§ **EXERCISE MATERIAL**

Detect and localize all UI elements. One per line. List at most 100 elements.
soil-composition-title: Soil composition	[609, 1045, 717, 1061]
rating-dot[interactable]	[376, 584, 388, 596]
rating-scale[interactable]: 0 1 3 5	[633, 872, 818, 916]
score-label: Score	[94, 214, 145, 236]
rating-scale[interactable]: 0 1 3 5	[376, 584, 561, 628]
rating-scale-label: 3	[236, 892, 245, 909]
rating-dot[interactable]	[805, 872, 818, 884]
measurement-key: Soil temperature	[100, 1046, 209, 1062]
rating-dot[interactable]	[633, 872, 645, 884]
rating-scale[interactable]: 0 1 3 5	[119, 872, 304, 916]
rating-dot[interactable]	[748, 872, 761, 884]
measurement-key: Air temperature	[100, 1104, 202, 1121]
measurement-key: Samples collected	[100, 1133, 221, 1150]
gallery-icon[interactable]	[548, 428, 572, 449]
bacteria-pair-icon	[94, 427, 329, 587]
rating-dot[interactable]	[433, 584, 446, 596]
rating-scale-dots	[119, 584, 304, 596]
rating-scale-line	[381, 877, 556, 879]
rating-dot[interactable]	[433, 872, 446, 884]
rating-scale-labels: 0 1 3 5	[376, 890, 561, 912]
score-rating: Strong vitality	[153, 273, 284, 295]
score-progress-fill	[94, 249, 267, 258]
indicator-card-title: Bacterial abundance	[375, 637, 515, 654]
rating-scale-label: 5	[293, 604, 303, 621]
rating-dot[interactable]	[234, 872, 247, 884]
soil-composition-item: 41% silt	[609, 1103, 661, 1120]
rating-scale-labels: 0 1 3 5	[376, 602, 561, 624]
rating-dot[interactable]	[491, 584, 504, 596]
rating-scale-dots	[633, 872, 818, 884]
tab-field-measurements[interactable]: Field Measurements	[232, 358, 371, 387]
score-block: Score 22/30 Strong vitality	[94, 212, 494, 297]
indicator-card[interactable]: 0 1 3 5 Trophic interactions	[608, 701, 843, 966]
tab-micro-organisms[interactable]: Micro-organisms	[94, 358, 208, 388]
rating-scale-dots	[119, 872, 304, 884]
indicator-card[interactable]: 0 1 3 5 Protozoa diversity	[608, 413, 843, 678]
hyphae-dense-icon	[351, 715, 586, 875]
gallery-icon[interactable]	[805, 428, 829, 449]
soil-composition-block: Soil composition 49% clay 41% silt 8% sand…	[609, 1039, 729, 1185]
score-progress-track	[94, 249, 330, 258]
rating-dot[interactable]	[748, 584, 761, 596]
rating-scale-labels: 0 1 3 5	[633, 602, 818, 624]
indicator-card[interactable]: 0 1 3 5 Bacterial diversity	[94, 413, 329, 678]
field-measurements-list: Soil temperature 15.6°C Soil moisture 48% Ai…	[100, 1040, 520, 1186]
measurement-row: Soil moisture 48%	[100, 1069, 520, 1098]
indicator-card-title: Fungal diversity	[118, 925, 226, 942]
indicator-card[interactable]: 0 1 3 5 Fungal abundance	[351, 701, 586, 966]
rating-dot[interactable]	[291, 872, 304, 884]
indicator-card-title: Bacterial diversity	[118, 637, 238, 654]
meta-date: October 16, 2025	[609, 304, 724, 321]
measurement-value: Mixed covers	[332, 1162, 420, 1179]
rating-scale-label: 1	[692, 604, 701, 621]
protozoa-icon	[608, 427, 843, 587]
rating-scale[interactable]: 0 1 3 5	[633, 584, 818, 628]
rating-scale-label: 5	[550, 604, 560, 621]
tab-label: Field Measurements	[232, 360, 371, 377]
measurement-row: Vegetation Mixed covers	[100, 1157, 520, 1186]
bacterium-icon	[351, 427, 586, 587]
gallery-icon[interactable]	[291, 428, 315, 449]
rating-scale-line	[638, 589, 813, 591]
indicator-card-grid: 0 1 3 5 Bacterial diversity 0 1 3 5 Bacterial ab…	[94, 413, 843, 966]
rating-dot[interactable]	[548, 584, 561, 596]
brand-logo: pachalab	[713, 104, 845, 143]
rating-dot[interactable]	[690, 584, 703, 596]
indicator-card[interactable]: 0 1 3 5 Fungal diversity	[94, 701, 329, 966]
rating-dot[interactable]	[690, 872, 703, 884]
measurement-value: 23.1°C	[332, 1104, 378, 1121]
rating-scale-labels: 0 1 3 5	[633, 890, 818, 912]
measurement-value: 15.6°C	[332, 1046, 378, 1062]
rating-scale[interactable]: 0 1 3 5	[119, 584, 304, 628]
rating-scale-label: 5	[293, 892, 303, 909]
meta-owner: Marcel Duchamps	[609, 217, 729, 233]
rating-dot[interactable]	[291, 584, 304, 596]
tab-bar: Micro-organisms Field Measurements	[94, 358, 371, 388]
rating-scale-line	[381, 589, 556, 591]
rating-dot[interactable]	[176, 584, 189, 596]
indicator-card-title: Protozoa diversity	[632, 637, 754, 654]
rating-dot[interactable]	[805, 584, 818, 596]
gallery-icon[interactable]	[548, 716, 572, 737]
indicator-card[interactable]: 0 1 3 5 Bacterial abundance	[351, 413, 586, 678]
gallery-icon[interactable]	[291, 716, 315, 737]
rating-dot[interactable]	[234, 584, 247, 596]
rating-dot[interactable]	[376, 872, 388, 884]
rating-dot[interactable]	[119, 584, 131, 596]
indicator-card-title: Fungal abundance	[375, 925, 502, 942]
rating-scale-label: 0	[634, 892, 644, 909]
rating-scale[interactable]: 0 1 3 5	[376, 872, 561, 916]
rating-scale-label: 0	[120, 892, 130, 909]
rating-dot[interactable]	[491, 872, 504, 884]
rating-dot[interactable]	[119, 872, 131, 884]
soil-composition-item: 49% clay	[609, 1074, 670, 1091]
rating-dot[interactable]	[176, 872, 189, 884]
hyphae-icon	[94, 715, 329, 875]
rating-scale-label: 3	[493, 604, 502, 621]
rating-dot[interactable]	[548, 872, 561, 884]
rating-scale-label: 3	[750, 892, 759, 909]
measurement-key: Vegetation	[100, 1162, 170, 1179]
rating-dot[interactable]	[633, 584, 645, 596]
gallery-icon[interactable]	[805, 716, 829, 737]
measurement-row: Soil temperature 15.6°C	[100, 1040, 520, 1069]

§ **EXERCISE DIRECTIONS**
Please go through the listing and return each line that has "temperature" in it.

§ **SOLVED EXERCISE**
measurement-key: Soil temperature	[100, 1046, 209, 1062]
measurement-key: Air temperature	[100, 1104, 202, 1121]
field-measurements-list: Soil temperature 15.6°C Soil moisture 48% Ai…	[100, 1040, 520, 1186]
measurement-row: Soil temperature 15.6°C	[100, 1040, 520, 1069]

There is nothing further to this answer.